• Provided information:
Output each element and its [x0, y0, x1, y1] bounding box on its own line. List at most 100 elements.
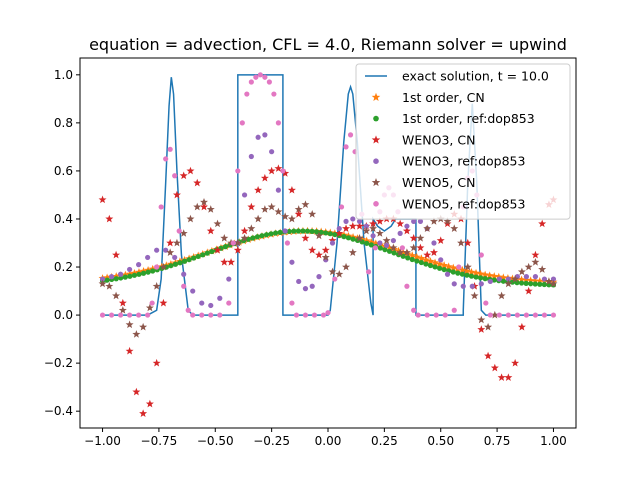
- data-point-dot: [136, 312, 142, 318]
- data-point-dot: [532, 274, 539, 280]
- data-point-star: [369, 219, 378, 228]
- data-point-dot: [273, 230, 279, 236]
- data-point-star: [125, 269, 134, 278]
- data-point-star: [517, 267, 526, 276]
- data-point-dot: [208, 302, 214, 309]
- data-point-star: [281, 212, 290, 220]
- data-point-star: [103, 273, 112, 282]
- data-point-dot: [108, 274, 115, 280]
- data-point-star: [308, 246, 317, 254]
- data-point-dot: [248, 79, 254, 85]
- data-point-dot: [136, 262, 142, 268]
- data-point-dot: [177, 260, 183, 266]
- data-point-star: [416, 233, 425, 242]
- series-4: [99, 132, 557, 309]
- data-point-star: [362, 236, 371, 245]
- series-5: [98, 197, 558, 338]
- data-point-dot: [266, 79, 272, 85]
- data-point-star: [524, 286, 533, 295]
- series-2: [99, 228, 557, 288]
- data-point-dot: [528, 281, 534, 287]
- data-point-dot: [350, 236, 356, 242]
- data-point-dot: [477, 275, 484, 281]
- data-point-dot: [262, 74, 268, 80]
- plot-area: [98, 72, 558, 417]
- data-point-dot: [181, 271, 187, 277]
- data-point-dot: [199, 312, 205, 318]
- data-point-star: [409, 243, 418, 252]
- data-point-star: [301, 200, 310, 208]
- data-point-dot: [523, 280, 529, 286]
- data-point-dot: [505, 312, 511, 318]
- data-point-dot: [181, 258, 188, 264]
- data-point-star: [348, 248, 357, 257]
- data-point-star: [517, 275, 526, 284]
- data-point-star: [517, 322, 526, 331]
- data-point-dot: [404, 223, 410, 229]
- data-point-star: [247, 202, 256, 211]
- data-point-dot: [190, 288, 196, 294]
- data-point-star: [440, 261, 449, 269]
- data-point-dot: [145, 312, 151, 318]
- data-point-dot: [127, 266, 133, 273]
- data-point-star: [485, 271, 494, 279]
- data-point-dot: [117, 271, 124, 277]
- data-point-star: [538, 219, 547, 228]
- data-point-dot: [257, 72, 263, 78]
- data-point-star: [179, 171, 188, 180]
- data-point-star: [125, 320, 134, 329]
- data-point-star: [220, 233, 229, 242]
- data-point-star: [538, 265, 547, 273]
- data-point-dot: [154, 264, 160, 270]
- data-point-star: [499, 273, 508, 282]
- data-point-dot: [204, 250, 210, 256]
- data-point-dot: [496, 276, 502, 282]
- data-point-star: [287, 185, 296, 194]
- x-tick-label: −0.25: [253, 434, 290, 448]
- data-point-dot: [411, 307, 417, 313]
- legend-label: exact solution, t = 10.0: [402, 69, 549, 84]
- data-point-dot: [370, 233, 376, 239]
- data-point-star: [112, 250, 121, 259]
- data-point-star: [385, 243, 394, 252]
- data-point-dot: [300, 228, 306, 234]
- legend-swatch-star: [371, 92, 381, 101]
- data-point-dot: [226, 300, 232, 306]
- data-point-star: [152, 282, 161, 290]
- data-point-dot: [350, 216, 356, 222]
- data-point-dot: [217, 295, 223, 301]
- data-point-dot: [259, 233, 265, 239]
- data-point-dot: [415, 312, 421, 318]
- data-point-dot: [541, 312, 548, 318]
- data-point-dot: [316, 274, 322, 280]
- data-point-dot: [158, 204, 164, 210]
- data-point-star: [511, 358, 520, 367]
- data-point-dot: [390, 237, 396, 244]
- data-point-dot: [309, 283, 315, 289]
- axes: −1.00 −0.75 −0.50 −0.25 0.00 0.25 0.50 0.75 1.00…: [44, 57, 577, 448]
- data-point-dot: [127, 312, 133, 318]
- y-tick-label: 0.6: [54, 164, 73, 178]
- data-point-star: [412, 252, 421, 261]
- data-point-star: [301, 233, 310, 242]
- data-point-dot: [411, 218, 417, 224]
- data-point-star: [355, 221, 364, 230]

• Written exercise: Give every line of the listing above as a JSON list of strings, one string per line, with blank lines omitted and the pictures left out.

• Complete output:
[
  "Output each element and its [x0, y0, x1, y1] bounding box on its own line. List at most 100 elements.",
  "- data-point-dot: [136, 312, 142, 318]",
  "- data-point-dot: [532, 274, 539, 280]",
  "- data-point-star: [369, 219, 378, 228]",
  "- data-point-dot: [273, 230, 279, 236]",
  "- data-point-star: [125, 269, 134, 278]",
  "- data-point-star: [517, 267, 526, 276]",
  "- data-point-dot: [208, 302, 214, 309]",
  "- data-point-star: [281, 212, 290, 220]",
  "- data-point-star: [103, 273, 112, 282]",
  "- data-point-dot: [108, 274, 115, 280]",
  "- data-point-star: [308, 246, 317, 254]",
  "- data-point-dot: [248, 79, 254, 85]",
  "- data-point-dot: [136, 262, 142, 268]",
  "- data-point-dot: [177, 260, 183, 266]",
  "- data-point-star: [416, 233, 425, 242]",
  "- series-4: [99, 132, 557, 309]",
  "- data-point-star: [362, 236, 371, 245]",
  "- series-5: [98, 197, 558, 338]",
  "- data-point-dot: [266, 79, 272, 85]",
  "- data-point-star: [524, 286, 533, 295]",
  "- series-2: [99, 228, 557, 288]",
  "- data-point-dot: [528, 281, 534, 287]",
  "- data-point-dot: [350, 236, 356, 242]",
  "- data-point-dot: [477, 275, 484, 281]",
  "- data-point-dot: [262, 74, 268, 80]",
  "- plot-area: [98, 72, 558, 417]",
  "- data-point-dot: [181, 271, 187, 277]",
  "- data-point-dot: [199, 312, 205, 318]",
  "- data-point-star: [409, 243, 418, 252]",
  "- data-point-star: [301, 200, 310, 208]",
  "- data-point-dot: [523, 280, 529, 286]",
  "- data-point-dot: [505, 312, 511, 318]",
  "- data-point-dot: [181, 258, 188, 264]",
  "- data-point-star: [348, 248, 357, 257]",
  "- data-point-star: [517, 275, 526, 284]",
  "- data-point-star: [517, 322, 526, 331]",
  "- data-point-dot: [404, 223, 410, 229]",
  "- data-point-star: [247, 202, 256, 211]",
  "- data-point-dot: [190, 288, 196, 294]",
  "- data-point-star: [440, 261, 449, 269]",
  "- data-point-dot: [145, 312, 151, 318]",
  "- data-point-dot: [127, 266, 133, 273]",
  "- data-point-star: [485, 271, 494, 279]",
  "- data-point-dot: [117, 271, 124, 277]",
  "- data-point-star: [538, 219, 547, 228]",
  "- data-point-dot: [257, 72, 263, 78]",
  "- data-point-star: [179, 171, 188, 180]",
  "- data-point-star: [125, 320, 134, 329]",
  "- data-point-star: [220, 233, 229, 242]",
  "- data-point-star: [538, 265, 547, 273]",
  "- data-point-dot: [154, 264, 160, 270]",
  "- data-point-star: [499, 273, 508, 282]",
  "- data-point-dot: [204, 250, 210, 256]",
  "- data-point-dot: [496, 276, 502, 282]",
  "- data-point-star: [287, 185, 296, 194]",
  "- x-tick-label: −0.25: [253, 434, 290, 448]",
  "- data-point-dot: [411, 307, 417, 313]",
  "- legend-label: exact solution, t = 10.0: [402, 69, 549, 84]",
  "- data-point-dot: [370, 233, 376, 239]",
  "- data-point-star: [112, 250, 121, 259]",
  "- data-point-star: [385, 243, 394, 252]",
  "- data-point-dot: [300, 228, 306, 234]",
  "- legend-swatch-star: [371, 92, 381, 101]",
  "- data-point-dot: [226, 300, 232, 306]",
  "- data-point-star: [152, 282, 161, 290]",
  "- data-point-dot: [350, 216, 356, 222]",
  "- data-point-dot: [217, 295, 223, 301]",
  "- data-point-dot: [259, 233, 265, 239]",
  "- data-point-dot: [415, 312, 421, 318]",
  "- data-point-dot: [541, 312, 548, 318]",
  "- data-point-dot: [316, 274, 322, 280]",
  "- data-point-dot: [158, 204, 164, 210]",
  "- data-point-star: [511, 358, 520, 367]",
  "- data-point-dot: [390, 237, 396, 244]",
  "- data-point-dot: [309, 283, 315, 289]",
  "- axes: −1.00 −0.75 −0.50 −0.25 0.00 0.25 0.50 0.75 1.00…: [44, 57, 577, 448]",
  "- data-point-dot: [127, 312, 133, 318]",
  "- y-tick-label: 0.6: [54, 164, 73, 178]",
  "- data-point-star: [412, 252, 421, 261]",
  "- data-point-star: [301, 233, 310, 242]",
  "- data-point-dot: [411, 218, 417, 224]",
  "- data-point-star: [355, 221, 364, 230]"
]